_Instruction_
Copy all the data exactly, except the pictures.
* START Supplied records *
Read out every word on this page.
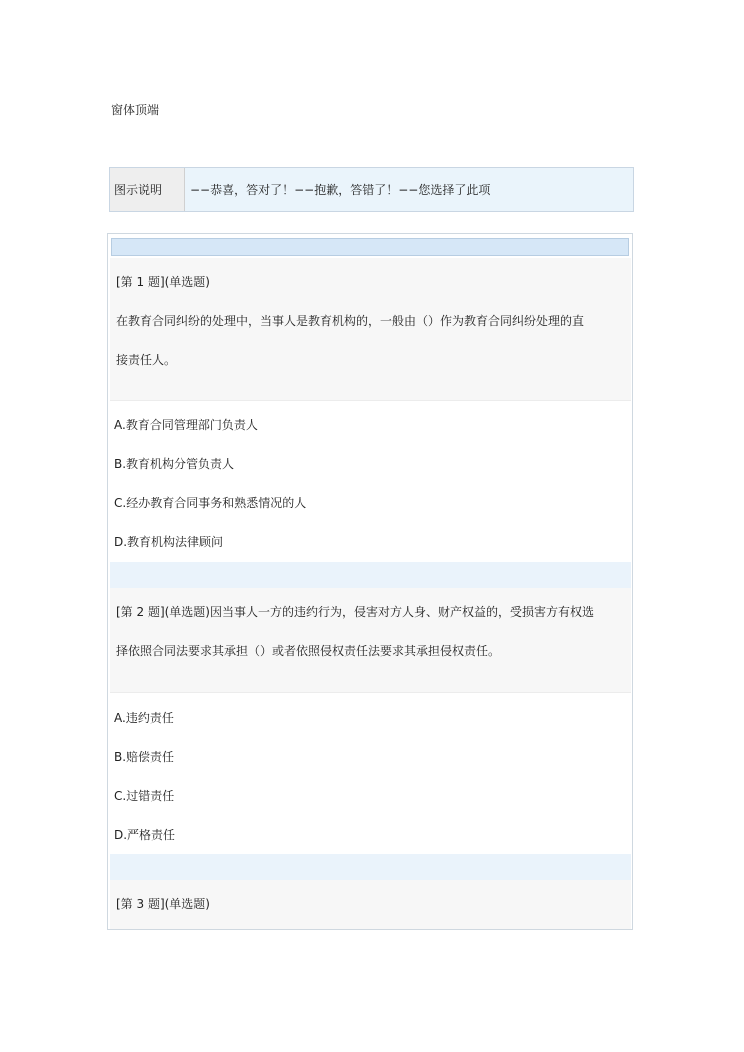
窗体顶端
图示说明	−−恭喜，答对了！−−抱歉，答错了！−−您选择了此项
[第 1 题](单选题)
在教育合同纠纷的处理中，当事人是教育机构的，一般由（）作为教育合同纠纷处理的直
接责任人。
A.教育合同管理部门负责人
B.教育机构分管负责人
C.经办教育合同事务和熟悉情况的人
D.教育机构法律顾问
[第 2 题](单选题)因当事人一方的违约行为，侵害对方人身、财产权益的，受损害方有权选
择依照合同法要求其承担（）或者依照侵权责任法要求其承担侵权责任。
A.违约责任
B.赔偿责任
C.过错责任
D.严格责任
[第 3 题](单选题)
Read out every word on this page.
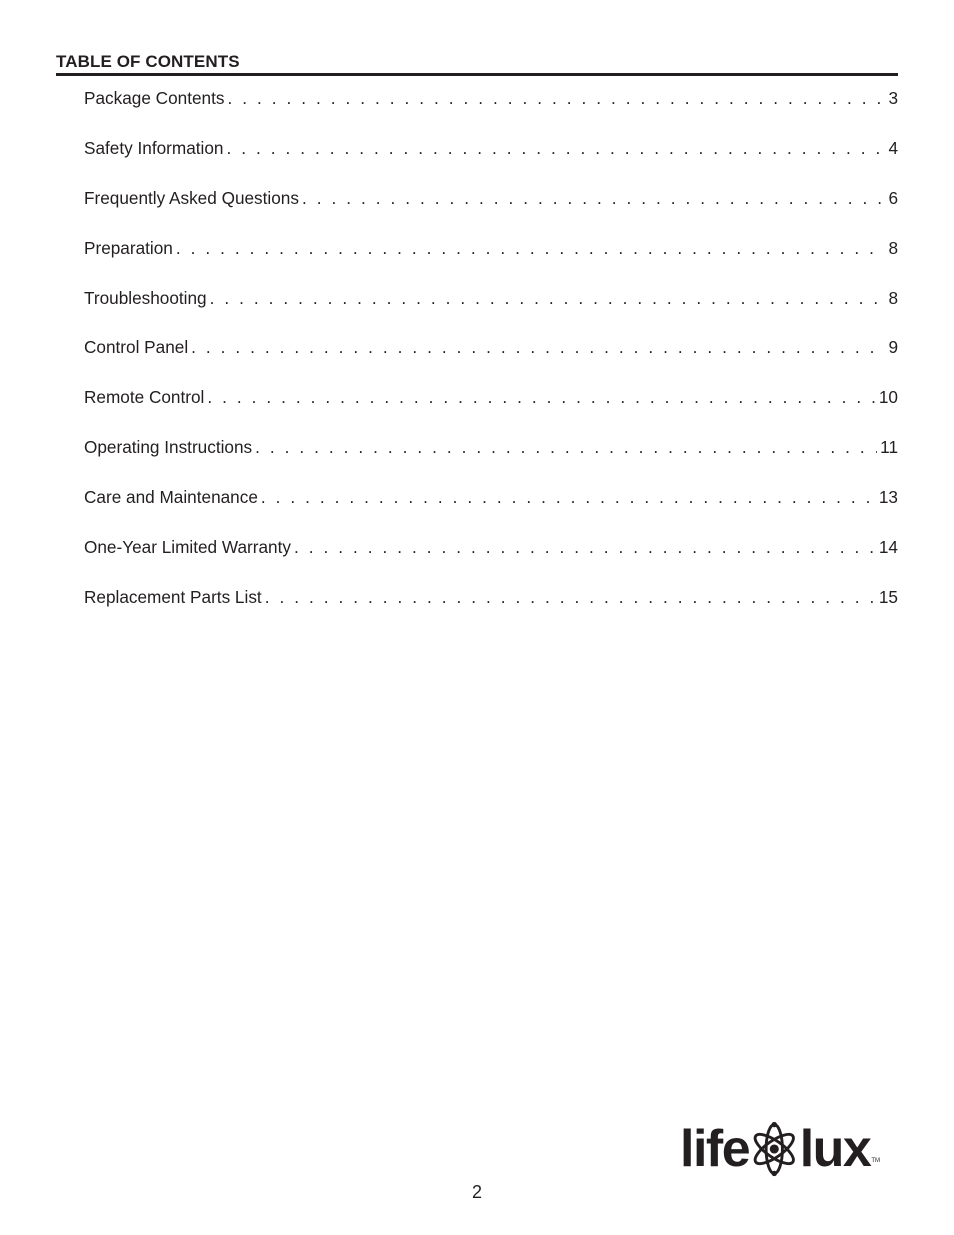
TABLE OF CONTENTS
Package Contents . . .	3
Safety Information . . .	4
Frequently Asked Questions . . .	6
Preparation . . .	8
Troubleshooting . . .	8
Control Panel . . .	9
Remote Control . . .	10
Operating Instructions . . .	11
Care and Maintenance . . .	13
One-Year Limited Warranty . . .	14
Replacement Parts List . . .	15
life lux TM
2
* END Supplied records *
_Solution_
Read out every word on this page.
窗体顶端
图示说明	−−恭喜，答对了！−−抱歉，答错了！−−您选择了此项
[第 1 题](单选题)
在教育合同纠纷的处理中，当事人是教育机构的，一般由（）作为教育合同纠纷处理的直
接责任人。
A.教育合同管理部门负责人
B.教育机构分管负责人
C.经办教育合同事务和熟悉情况的人
D.教育机构法律顾问
[第 2 题](单选题)因当事人一方的违约行为，侵害对方人身、财产权益的，受损害方有权选
择依照合同法要求其承担（）或者依照侵权责任法要求其承担侵权责任。
A.违约责任
B.赔偿责任
C.过错责任
D.严格责任
[第 3 题](单选题)
Read out every word on this page.
TABLE OF CONTENTS
Package Contents . . .	3
Safety Information . . .	4
Frequently Asked Questions . . .	6
Preparation . . .	8
Troubleshooting . . .	8
Control Panel . . .	9
Remote Control . . .	10
Operating Instructions . . .	11
Care and Maintenance . . .	13
One-Year Limited Warranty . . .	14
Replacement Parts List . . .	15
life lux TM
2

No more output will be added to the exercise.